Copy out each line of the data that holds the word "termodinámico".
+--
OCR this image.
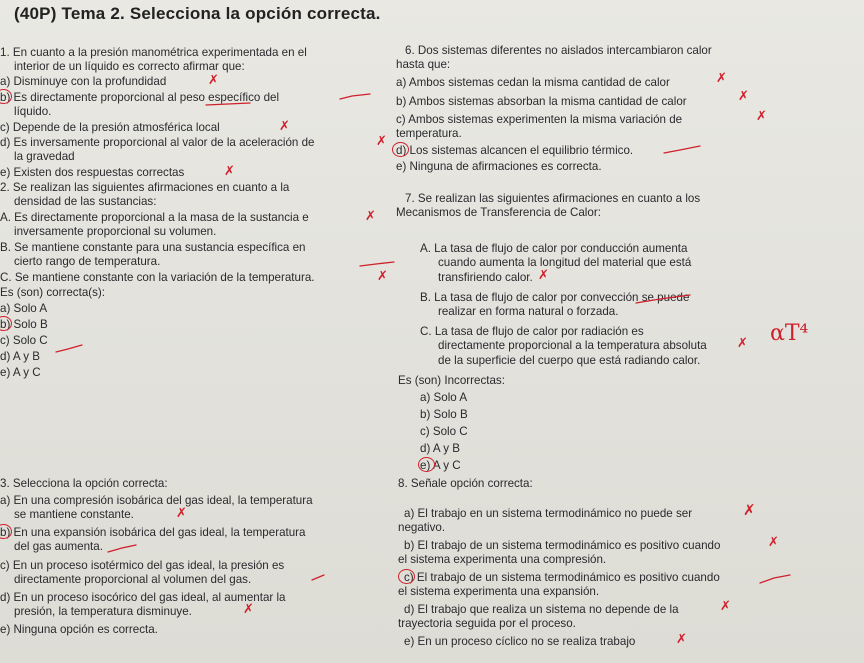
(40P) Tema 2. Selecciona la opción correcta.
1. En cuanto a la presión manométrica experimentada en el
interior de un líquido es correcto afirmar que:
a) Disminuye con la profundidad	✗
b) Es directamente proporcional al peso específico del
líquido.
c) Depende de la presión atmosférica local	✗
d) Es inversamente proporcional al valor de la aceleración de
la gravedad
✗
e) Existen dos respuestas correctas	✗
2. Se realizan las siguientes afirmaciones en cuanto a la
densidad de las sustancias:
A. Es directamente proporcional a la masa de la sustancia e
inversamente proporcional su volumen.
✗
B. Se mantiene constante para una sustancia específica en
cierto rango de temperatura.
C. Se mantiene constante con la variación de la temperatura.	✗
Es (son) correcta(s):
a) Solo A
b) Solo B
c) Solo C
d) A y B
e) A y C
3. Selecciona la opción correcta:
a) En una compresión isobárica del gas ideal, la temperatura
se mantiene constante.	✗
b) En una expansión isobárica del gas ideal, la temperatura
del gas aumenta.
c) En un proceso isotérmico del gas ideal, la presión es
directamente proporcional al volumen del gas.
d) En un proceso isocórico del gas ideal, al aumentar la
presión, la temperatura disminuye.	✗
e) Ninguna opción es correcta.
6. Dos sistemas diferentes no aislados intercambiaron calor
hasta que:
a) Ambos sistemas cedan la misma cantidad de calor	✗
b) Ambos sistemas absorban la misma cantidad de calor	✗
c) Ambos sistemas experimenten la misma variación de
temperatura.
✗
d) Los sistemas alcancen el equilibrio térmico.
e) Ninguna de afirmaciones es correcta.
7. Se realizan las siguientes afirmaciones en cuanto a los
Mecanismos de Transferencia de Calor:
A. La tasa de flujo de calor por conducción aumenta
cuando aumenta la longitud del material que está
transfiriendo calor. ✗
B. La tasa de flujo de calor por convección se puede
realizar en forma natural o forzada.
C. La tasa de flujo de calor por radiación es
directamente proporcional a la temperatura absoluta
de la superficie del cuerpo que está radiando calor.
✗ αT⁴
Es (son) Incorrectas:
a) Solo A
b) Solo B
c) Solo C
d) A y B
e) A y C
8. Señale opción correcta:
a) El trabajo en un sistema termodinámico no puede ser
negativo.
✗
b) El trabajo de un sistema termodinámico es positivo cuando
el sistema experimenta una compresión.
✗
c) El trabajo de un sistema termodinámico es positivo cuando
el sistema experimenta una expansión.
d) El trabajo que realiza un sistema no depende de la
trayectoria seguida por el proceso.
✗
e) En un proceso cíclico no se realiza trabajo	✗
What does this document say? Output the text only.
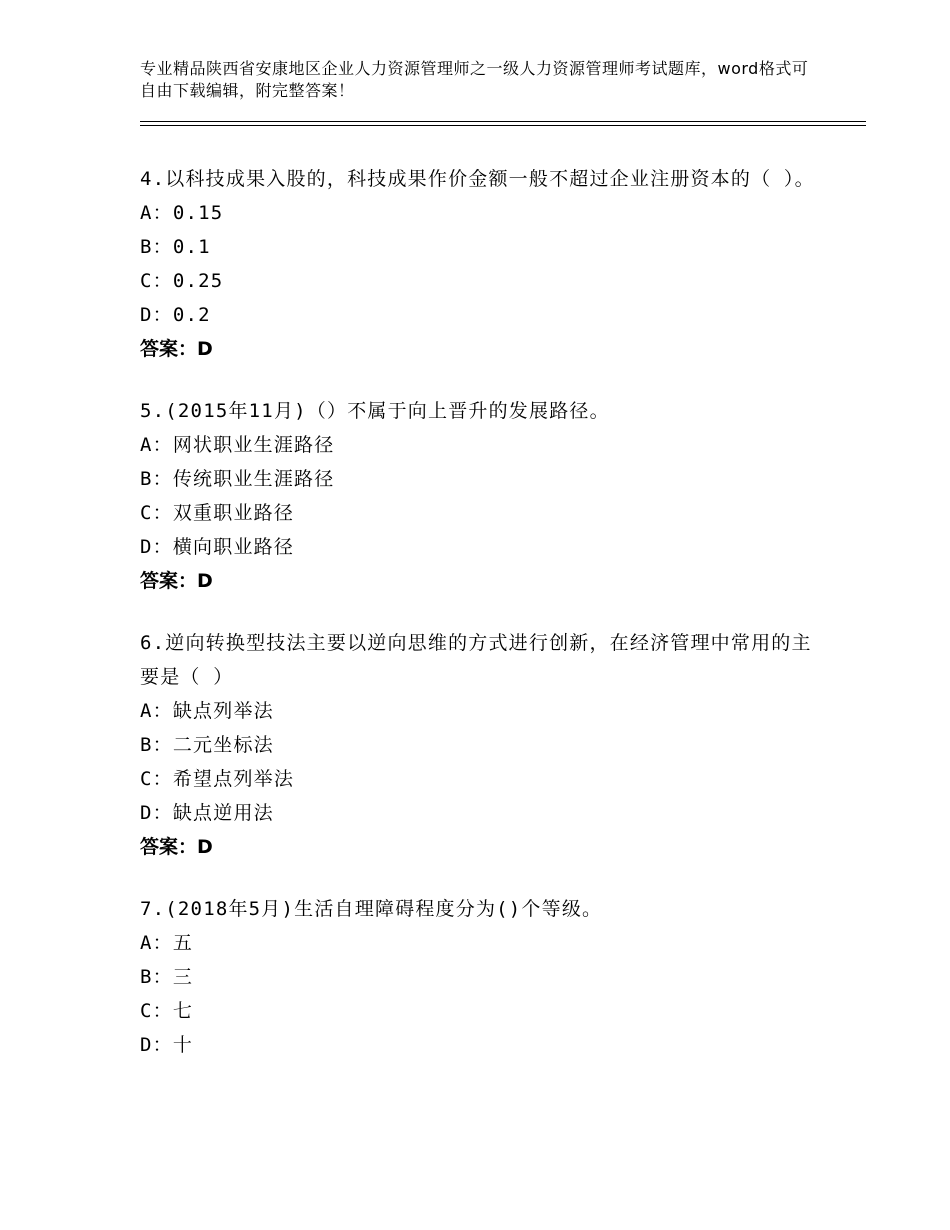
专业精品陕西省安康地区企业人力资源管理师之一级人力资源管理师考试题库，word格式可自由下载编辑，附完整答案！
4.以科技成果入股的，科技成果作价金额一般不超过企业注册资本的（ ）。
A：0.15
B：0.1
C：0.25
D：0.2
答案：D
5.(2015年11月)（）不属于向上晋升的发展路径。
A：网状职业生涯路径
B：传统职业生涯路径
C：双重职业路径
D：横向职业路径
答案：D
6.逆向转换型技法主要以逆向思维的方式进行创新，在经济管理中常用的主要是（ ）
A：缺点列举法
B：二元坐标法
C：希望点列举法
D：缺点逆用法
答案：D
7.(2018年5月)生活自理障碍程度分为()个等级。
A：五
B：三
C：七
D：十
+--
**OUTPUT:**
a) El trabajo en un sistema termodinámico no puede ser
b) El trabajo de un sistema termodinámico es positivo cuando
c) El trabajo de un sistema termodinámico es positivo cuando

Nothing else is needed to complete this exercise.